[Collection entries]
········

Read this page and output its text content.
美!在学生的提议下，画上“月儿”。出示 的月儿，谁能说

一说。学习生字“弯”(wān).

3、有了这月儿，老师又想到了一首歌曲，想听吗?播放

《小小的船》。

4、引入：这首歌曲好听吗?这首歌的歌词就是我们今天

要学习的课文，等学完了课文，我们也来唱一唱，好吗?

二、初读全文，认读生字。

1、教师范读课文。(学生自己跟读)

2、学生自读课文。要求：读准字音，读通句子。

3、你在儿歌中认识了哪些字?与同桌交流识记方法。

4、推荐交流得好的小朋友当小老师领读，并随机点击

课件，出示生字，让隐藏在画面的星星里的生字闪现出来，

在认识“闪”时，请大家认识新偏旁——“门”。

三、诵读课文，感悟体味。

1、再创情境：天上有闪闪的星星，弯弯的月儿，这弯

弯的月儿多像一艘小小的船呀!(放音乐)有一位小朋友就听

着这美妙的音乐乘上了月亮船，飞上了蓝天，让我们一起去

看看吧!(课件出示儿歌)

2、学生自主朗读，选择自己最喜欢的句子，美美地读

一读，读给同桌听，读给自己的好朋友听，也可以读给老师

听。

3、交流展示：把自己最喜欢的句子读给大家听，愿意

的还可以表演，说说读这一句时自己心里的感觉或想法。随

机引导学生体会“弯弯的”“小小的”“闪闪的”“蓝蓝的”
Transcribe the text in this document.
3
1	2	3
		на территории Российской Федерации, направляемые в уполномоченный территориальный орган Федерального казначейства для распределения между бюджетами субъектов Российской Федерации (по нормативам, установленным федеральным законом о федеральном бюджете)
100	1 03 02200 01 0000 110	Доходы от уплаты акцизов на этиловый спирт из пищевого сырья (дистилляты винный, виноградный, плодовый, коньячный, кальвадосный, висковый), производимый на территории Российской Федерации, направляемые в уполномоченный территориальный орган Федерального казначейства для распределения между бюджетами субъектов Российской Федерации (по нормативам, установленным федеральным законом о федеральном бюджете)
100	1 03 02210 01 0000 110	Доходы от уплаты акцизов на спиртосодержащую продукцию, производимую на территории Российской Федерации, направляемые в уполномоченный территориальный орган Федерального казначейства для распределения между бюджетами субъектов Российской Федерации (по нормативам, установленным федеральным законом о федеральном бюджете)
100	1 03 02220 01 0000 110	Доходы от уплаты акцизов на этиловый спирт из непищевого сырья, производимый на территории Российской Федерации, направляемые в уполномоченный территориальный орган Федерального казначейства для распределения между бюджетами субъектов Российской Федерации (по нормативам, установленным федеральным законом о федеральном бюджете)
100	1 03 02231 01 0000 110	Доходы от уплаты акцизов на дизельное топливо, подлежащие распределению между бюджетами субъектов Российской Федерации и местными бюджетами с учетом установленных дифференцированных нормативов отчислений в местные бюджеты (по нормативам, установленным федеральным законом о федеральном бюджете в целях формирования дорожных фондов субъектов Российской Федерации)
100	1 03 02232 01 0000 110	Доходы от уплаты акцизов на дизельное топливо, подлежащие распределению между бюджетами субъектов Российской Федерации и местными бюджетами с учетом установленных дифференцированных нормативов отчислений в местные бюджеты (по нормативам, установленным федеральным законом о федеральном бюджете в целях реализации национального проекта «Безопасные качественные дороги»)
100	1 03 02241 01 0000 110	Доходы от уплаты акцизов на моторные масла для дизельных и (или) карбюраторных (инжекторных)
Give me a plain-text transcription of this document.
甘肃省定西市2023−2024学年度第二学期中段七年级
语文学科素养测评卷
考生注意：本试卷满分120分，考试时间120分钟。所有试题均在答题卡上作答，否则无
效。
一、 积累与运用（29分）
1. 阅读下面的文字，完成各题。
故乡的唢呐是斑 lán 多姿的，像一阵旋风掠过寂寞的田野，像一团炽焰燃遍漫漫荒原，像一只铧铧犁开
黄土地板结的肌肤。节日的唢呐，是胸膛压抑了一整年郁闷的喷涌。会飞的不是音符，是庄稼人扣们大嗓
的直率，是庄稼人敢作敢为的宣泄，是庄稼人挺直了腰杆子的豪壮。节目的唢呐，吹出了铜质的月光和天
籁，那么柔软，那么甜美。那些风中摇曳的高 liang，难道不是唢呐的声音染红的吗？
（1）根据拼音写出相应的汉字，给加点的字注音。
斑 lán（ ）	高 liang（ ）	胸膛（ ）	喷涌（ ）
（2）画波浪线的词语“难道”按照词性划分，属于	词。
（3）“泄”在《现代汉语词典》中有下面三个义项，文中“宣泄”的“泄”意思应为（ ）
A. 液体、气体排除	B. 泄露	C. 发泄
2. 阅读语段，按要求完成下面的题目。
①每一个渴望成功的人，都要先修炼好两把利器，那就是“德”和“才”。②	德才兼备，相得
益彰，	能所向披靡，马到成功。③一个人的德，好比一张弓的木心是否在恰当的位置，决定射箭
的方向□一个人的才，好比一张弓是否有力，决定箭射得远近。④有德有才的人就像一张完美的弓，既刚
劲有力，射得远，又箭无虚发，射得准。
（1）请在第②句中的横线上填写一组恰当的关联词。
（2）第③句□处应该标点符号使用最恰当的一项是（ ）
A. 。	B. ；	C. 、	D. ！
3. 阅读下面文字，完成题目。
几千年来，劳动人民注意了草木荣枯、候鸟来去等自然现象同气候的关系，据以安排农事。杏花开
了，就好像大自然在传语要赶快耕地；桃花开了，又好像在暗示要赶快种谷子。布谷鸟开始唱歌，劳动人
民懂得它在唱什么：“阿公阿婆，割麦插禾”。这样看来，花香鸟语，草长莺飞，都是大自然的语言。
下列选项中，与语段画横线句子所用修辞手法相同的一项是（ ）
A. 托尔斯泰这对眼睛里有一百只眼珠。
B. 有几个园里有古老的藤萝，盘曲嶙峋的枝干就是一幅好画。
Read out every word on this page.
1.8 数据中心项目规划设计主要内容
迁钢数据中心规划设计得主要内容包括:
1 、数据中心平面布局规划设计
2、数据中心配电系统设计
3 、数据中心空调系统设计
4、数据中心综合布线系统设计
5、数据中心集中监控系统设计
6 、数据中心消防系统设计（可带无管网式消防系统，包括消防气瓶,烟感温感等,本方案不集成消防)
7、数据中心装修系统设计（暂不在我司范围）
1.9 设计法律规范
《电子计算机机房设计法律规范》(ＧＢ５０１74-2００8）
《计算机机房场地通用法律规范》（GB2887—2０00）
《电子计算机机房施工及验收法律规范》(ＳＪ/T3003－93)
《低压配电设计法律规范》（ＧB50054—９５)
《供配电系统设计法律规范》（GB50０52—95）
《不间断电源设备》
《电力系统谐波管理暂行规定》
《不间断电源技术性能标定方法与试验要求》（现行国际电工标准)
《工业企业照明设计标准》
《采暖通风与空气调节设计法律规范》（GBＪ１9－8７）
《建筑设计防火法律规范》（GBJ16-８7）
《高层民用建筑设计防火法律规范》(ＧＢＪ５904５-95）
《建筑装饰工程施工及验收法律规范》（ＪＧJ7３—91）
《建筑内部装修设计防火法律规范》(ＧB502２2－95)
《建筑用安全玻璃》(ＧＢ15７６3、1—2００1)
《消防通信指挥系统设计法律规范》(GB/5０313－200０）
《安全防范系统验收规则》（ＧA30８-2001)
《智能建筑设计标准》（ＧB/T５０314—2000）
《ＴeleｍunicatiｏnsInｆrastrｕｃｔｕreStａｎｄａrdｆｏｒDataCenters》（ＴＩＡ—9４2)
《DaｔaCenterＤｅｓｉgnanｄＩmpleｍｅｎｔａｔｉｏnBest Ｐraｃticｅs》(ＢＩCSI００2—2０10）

········

Pull out each record as written and restate it exactly.

#### [Exercise solution]
Read this page and output its text content.
美!在学生的提议下，画上“月儿”。出示 的月儿，谁能说

一说。学习生字“弯”(wān).

3、有了这月儿，老师又想到了一首歌曲，想听吗?播放

《小小的船》。

4、引入：这首歌曲好听吗?这首歌的歌词就是我们今天

要学习的课文，等学完了课文，我们也来唱一唱，好吗?

二、初读全文，认读生字。

1、教师范读课文。(学生自己跟读)

2、学生自读课文。要求：读准字音，读通句子。

3、你在儿歌中认识了哪些字?与同桌交流识记方法。

4、推荐交流得好的小朋友当小老师领读，并随机点击

课件，出示生字，让隐藏在画面的星星里的生字闪现出来，

在认识“闪”时，请大家认识新偏旁——“门”。

三、诵读课文，感悟体味。

1、再创情境：天上有闪闪的星星，弯弯的月儿，这弯

弯的月儿多像一艘小小的船呀!(放音乐)有一位小朋友就听

着这美妙的音乐乘上了月亮船，飞上了蓝天，让我们一起去

看看吧!(课件出示儿歌)

2、学生自主朗读，选择自己最喜欢的句子，美美地读

一读，读给同桌听，读给自己的好朋友听，也可以读给老师

听。

3、交流展示：把自己最喜欢的句子读给大家听，愿意

的还可以表演，说说读这一句时自己心里的感觉或想法。随

机引导学生体会“弯弯的”“小小的”“闪闪的”“蓝蓝的”
Transcribe the text in this document.
3
1	2	3
		на территории Российской Федерации, направляемые в уполномоченный территориальный орган Федерального казначейства для распределения между бюджетами субъектов Российской Федерации (по нормативам, установленным федеральным законом о федеральном бюджете)
100	1 03 02200 01 0000 110	Доходы от уплаты акцизов на этиловый спирт из пищевого сырья (дистилляты винный, виноградный, плодовый, коньячный, кальвадосный, висковый), производимый на территории Российской Федерации, направляемые в уполномоченный территориальный орган Федерального казначейства для распределения между бюджетами субъектов Российской Федерации (по нормативам, установленным федеральным законом о федеральном бюджете)
100	1 03 02210 01 0000 110	Доходы от уплаты акцизов на спиртосодержащую продукцию, производимую на территории Российской Федерации, направляемые в уполномоченный территориальный орган Федерального казначейства для распределения между бюджетами субъектов Российской Федерации (по нормативам, установленным федеральным законом о федеральном бюджете)
100	1 03 02220 01 0000 110	Доходы от уплаты акцизов на этиловый спирт из непищевого сырья, производимый на территории Российской Федерации, направляемые в уполномоченный территориальный орган Федерального казначейства для распределения между бюджетами субъектов Российской Федерации (по нормативам, установленным федеральным законом о федеральном бюджете)
100	1 03 02231 01 0000 110	Доходы от уплаты акцизов на дизельное топливо, подлежащие распределению между бюджетами субъектов Российской Федерации и местными бюджетами с учетом установленных дифференцированных нормативов отчислений в местные бюджеты (по нормативам, установленным федеральным законом о федеральном бюджете в целях формирования дорожных фондов субъектов Российской Федерации)
100	1 03 02232 01 0000 110	Доходы от уплаты акцизов на дизельное топливо, подлежащие распределению между бюджетами субъектов Российской Федерации и местными бюджетами с учетом установленных дифференцированных нормативов отчислений в местные бюджеты (по нормативам, установленным федеральным законом о федеральном бюджете в целях реализации национального проекта «Безопасные качественные дороги»)
100	1 03 02241 01 0000 110	Доходы от уплаты акцизов на моторные масла для дизельных и (или) карбюраторных (инжекторных)
Give me a plain-text transcription of this document.
甘肃省定西市2023−2024学年度第二学期中段七年级
语文学科素养测评卷
考生注意：本试卷满分120分，考试时间120分钟。所有试题均在答题卡上作答，否则无
效。
一、 积累与运用（29分）
1. 阅读下面的文字，完成各题。
故乡的唢呐是斑 lán 多姿的，像一阵旋风掠过寂寞的田野，像一团炽焰燃遍漫漫荒原，像一只铧铧犁开
黄土地板结的肌肤。节日的唢呐，是胸膛压抑了一整年郁闷的喷涌。会飞的不是音符，是庄稼人扣们大嗓
的直率，是庄稼人敢作敢为的宣泄，是庄稼人挺直了腰杆子的豪壮。节目的唢呐，吹出了铜质的月光和天
籁，那么柔软，那么甜美。那些风中摇曳的高 liang，难道不是唢呐的声音染红的吗？
（1）根据拼音写出相应的汉字，给加点的字注音。
斑 lán（ ）	高 liang（ ）	胸膛（ ）	喷涌（ ）
（2）画波浪线的词语“难道”按照词性划分，属于	词。
（3）“泄”在《现代汉语词典》中有下面三个义项，文中“宣泄”的“泄”意思应为（ ）
A. 液体、气体排除	B. 泄露	C. 发泄
2. 阅读语段，按要求完成下面的题目。
①每一个渴望成功的人，都要先修炼好两把利器，那就是“德”和“才”。②	德才兼备，相得
益彰，	能所向披靡，马到成功。③一个人的德，好比一张弓的木心是否在恰当的位置，决定射箭
的方向□一个人的才，好比一张弓是否有力，决定箭射得远近。④有德有才的人就像一张完美的弓，既刚
劲有力，射得远，又箭无虚发，射得准。
（1）请在第②句中的横线上填写一组恰当的关联词。
（2）第③句□处应该标点符号使用最恰当的一项是（ ）
A. 。	B. ；	C. 、	D. ！
3. 阅读下面文字，完成题目。
几千年来，劳动人民注意了草木荣枯、候鸟来去等自然现象同气候的关系，据以安排农事。杏花开
了，就好像大自然在传语要赶快耕地；桃花开了，又好像在暗示要赶快种谷子。布谷鸟开始唱歌，劳动人
民懂得它在唱什么：“阿公阿婆，割麦插禾”。这样看来，花香鸟语，草长莺飞，都是大自然的语言。
下列选项中，与语段画横线句子所用修辞手法相同的一项是（ ）
A. 托尔斯泰这对眼睛里有一百只眼珠。
B. 有几个园里有古老的藤萝，盘曲嶙峋的枝干就是一幅好画。
Read out every word on this page.
1.8 数据中心项目规划设计主要内容
迁钢数据中心规划设计得主要内容包括:
1 、数据中心平面布局规划设计
2、数据中心配电系统设计
3 、数据中心空调系统设计
4、数据中心综合布线系统设计
5、数据中心集中监控系统设计
6 、数据中心消防系统设计（可带无管网式消防系统，包括消防气瓶,烟感温感等,本方案不集成消防)
7、数据中心装修系统设计（暂不在我司范围）
1.9 设计法律规范
《电子计算机机房设计法律规范》(ＧＢ５０１74-2００8）
《计算机机房场地通用法律规范》（GB2887—2０00）
《电子计算机机房施工及验收法律规范》(ＳＪ/T3003－93)
《低压配电设计法律规范》（ＧB50054—９５)
《供配电系统设计法律规范》（GB50０52—95）
《不间断电源设备》
《电力系统谐波管理暂行规定》
《不间断电源技术性能标定方法与试验要求》（现行国际电工标准)
《工业企业照明设计标准》
《采暖通风与空气调节设计法律规范》（GBＪ１9－8７）
《建筑设计防火法律规范》（GBJ16-８7）
《高层民用建筑设计防火法律规范》(ＧＢＪ５904５-95）
《建筑装饰工程施工及验收法律规范》（ＪＧJ7３—91）
《建筑内部装修设计防火法律规范》(ＧB502２2－95)
《建筑用安全玻璃》(ＧＢ15７６3、1—2００1)
《消防通信指挥系统设计法律规范》(GB/5０313－200０）
《安全防范系统验收规则》（ＧA30８-2001)
《智能建筑设计标准》（ＧB/T５０314—2000）
《ＴeleｍunicatiｏnsInｆrastrｕｃｔｕreStａｎｄａrdｆｏｒDataCenters》（ＴＩＡ—9４2)
《DaｔaCenterＤｅｓｉgnanｄＩmpleｍｅｎｔａｔｉｏnBest Ｐraｃticｅs》(ＢＩCSI００2—2０10）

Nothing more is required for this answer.